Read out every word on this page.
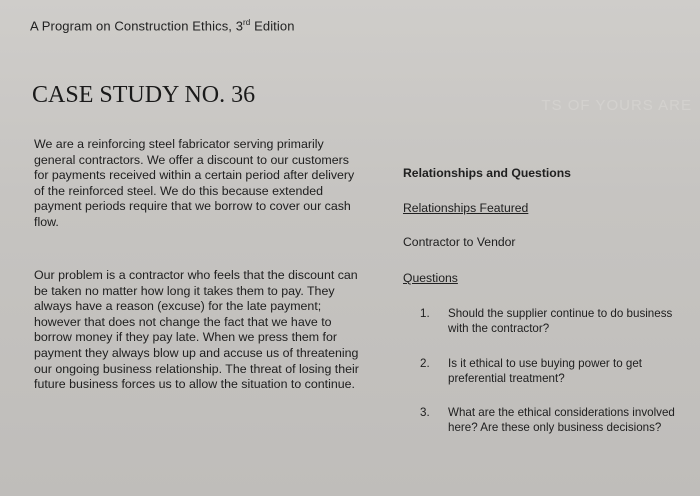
A Program on Construction Ethics, 3rd Edition
CASE STUDY NO. 36	TS OF YOURS ARE
We are a reinforcing steel fabricator serving primarily general contractors. We offer a discount to our customers for payments received within a certain period after delivery of the reinforced steel. We do this because extended payment periods require that we borrow to cover our cash flow.
Our problem is a contractor who feels that the discount can be taken no matter how long it takes them to pay. They always have a reason (excuse) for the late payment; however that does not change the fact that we have to borrow money if they pay late. When we press them for payment they always blow up and accuse us of threatening our ongoing business relationship. The threat of losing their future business forces us to allow the situation to continue.
Relationships and Questions
Relationships Featured
Contractor to Vendor
Questions
1.	Should the supplier continue to do business with the contractor?
2.	Is it ethical to use buying power to get preferential treatment?
3.	What are the ethical considerations involved here? Are these only business decisions?
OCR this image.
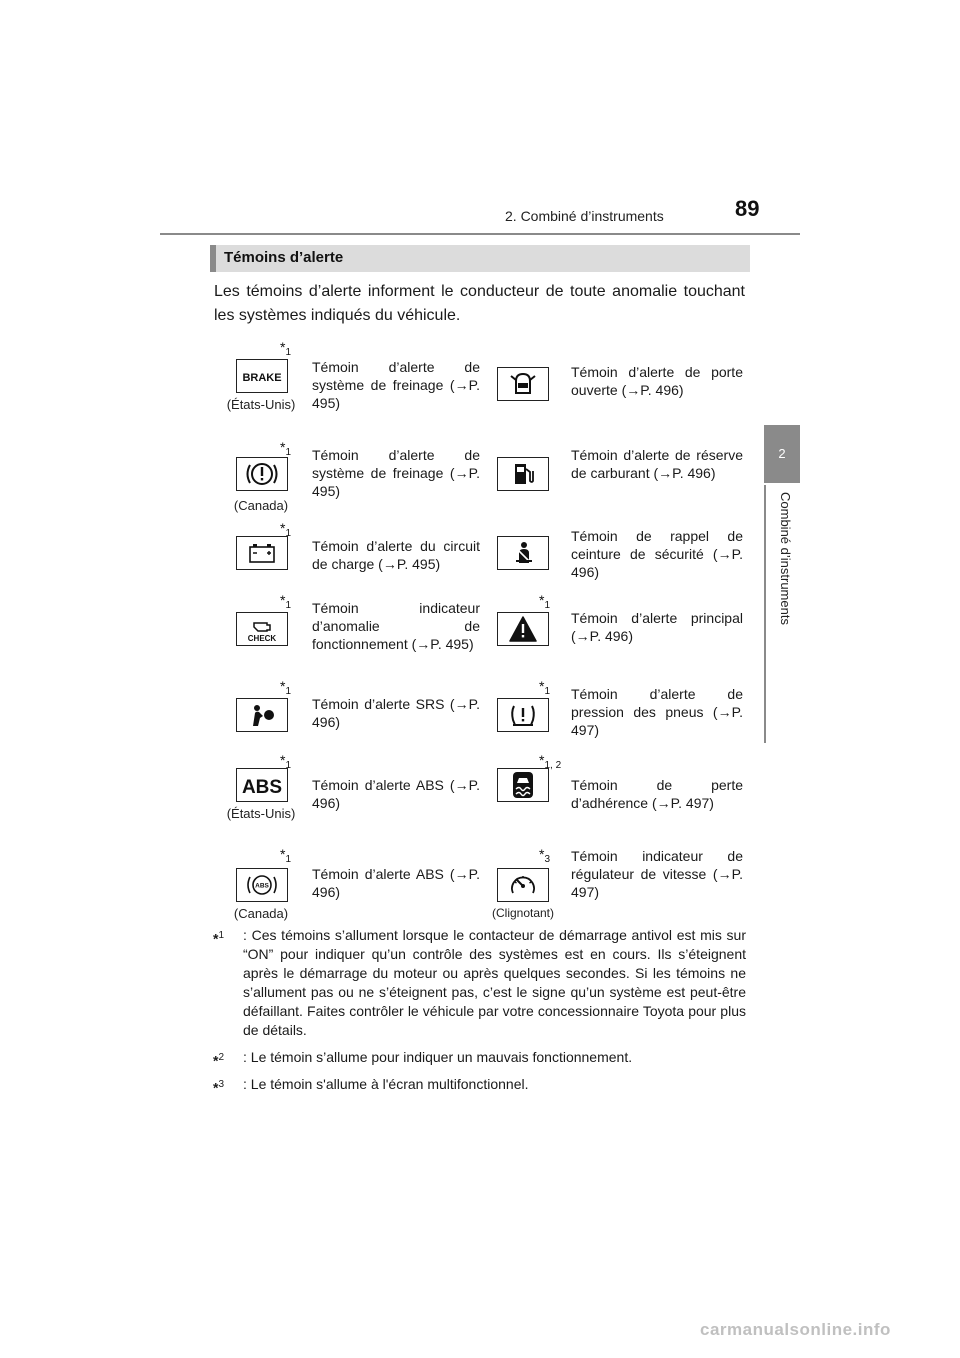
2. Combiné d’instruments	89
2
Combiné d’instruments
Témoins d’alerte
Les témoins d’alerte informent le conducteur de toute anomalie touchant les systèmes indiqués du véhicule.
$*_1$
BRAKE
(États-Unis)
Témoin d’alerte de système de freinage (→P. 495)
Témoin d’alerte de porte ouverte (→P. 496)
$*_1$
(Canada)
Témoin d’alerte de système de freinage (→P. 495)
Témoin d’alerte de réserve de carburant (→P. 496)
$*_1$
Témoin d’alerte du circuit de charge (→P. 495)
Témoin de rappel de ceinture de sécurité (→P. 496)
$*_1$
CHECK
Témoin indicateur d’anomalie de fonctionnement (→P. 495)
$*_1$
Témoin d’alerte principal (→P. 496)
$*_1$
Témoin d’alerte SRS (→P. 496)
$*_1$ Témoin d’alerte de pression des pneus (→P. 497)
$*_1$
ABS
(États-Unis)
Témoin d’alerte ABS (→P. 496)
$*_{1, 2}$
Témoin de perte d’adhérence (→P. 497)
$*_1$
ABS
(Canada)
Témoin d’alerte ABS (→P. 496)
$*_3$
(Clignotant)
Témoin indicateur de régulateur de vitesse (→P. 497)
*$^1$ : Ces témoins s’allument lorsque le contacteur de démarrage antivol est mis sur “ON” pour indiquer qu’un contrôle des systèmes est en cours. Ils s’éteignent après le démarrage du moteur ou après quelques secondes. Si les témoins ne s’allument pas ou ne s’éteignent pas, c’est le signe qu’un système est peut-être défaillant. Faites contrôler le véhicule par votre concessionnaire Toyota pour plus de détails.
*$^2$ : Le témoin s’allume pour indiquer un mauvais fonctionnement.
*$^3$ : Le témoin s'allume à l'écran multifonctionnel.
carmanualsonline.info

## Task
Take the listing and print it again exactly, but without any pictures.

## Result
Read out every word on this page.
A Program on Construction Ethics, 3rd Edition
CASE STUDY NO. 36	TS OF YOURS ARE
We are a reinforcing steel fabricator serving primarily general contractors. We offer a discount to our customers for payments received within a certain period after delivery of the reinforced steel. We do this because extended payment periods require that we borrow to cover our cash flow.
Our problem is a contractor who feels that the discount can be taken no matter how long it takes them to pay. They always have a reason (excuse) for the late payment; however that does not change the fact that we have to borrow money if they pay late. When we press them for payment they always blow up and accuse us of threatening our ongoing business relationship. The threat of losing their future business forces us to allow the situation to continue.
Relationships and Questions
Relationships Featured
Contractor to Vendor
Questions
1.	Should the supplier continue to do business with the contractor?
2.	Is it ethical to use buying power to get preferential treatment?
3.	What are the ethical considerations involved here? Are these only business decisions?
OCR this image.
2. Combiné d’instruments	89
2
Combiné d’instruments
Témoins d’alerte
Les témoins d’alerte informent le conducteur de toute anomalie touchant les systèmes indiqués du véhicule.
$*_1$
BRAKE
(États-Unis)
Témoin d’alerte de système de freinage (→P. 495)
Témoin d’alerte de porte ouverte (→P. 496)
$*_1$
(Canada)
Témoin d’alerte de système de freinage (→P. 495)
Témoin d’alerte de réserve de carburant (→P. 496)
$*_1$
Témoin d’alerte du circuit de charge (→P. 495)
Témoin de rappel de ceinture de sécurité (→P. 496)
$*_1$
CHECK
Témoin indicateur d’anomalie de fonctionnement (→P. 495)
$*_1$
Témoin d’alerte principal (→P. 496)
$*_1$
Témoin d’alerte SRS (→P. 496)
$*_1$ Témoin d’alerte de pression des pneus (→P. 497)
$*_1$
ABS
(États-Unis)
Témoin d’alerte ABS (→P. 496)
$*_{1, 2}$
Témoin de perte d’adhérence (→P. 497)
$*_1$
ABS
(Canada)
Témoin d’alerte ABS (→P. 496)
$*_3$
(Clignotant)
Témoin indicateur de régulateur de vitesse (→P. 497)
*$^1$ : Ces témoins s’allument lorsque le contacteur de démarrage antivol est mis sur “ON” pour indiquer qu’un contrôle des systèmes est en cours. Ils s’éteignent après le démarrage du moteur ou après quelques secondes. Si les témoins ne s’allument pas ou ne s’éteignent pas, c’est le signe qu’un système est peut-être défaillant. Faites contrôler le véhicule par votre concessionnaire Toyota pour plus de détails.
*$^2$ : Le témoin s’allume pour indiquer un mauvais fonctionnement.
*$^3$ : Le témoin s'allume à l'écran multifonctionnel.
carmanualsonline.info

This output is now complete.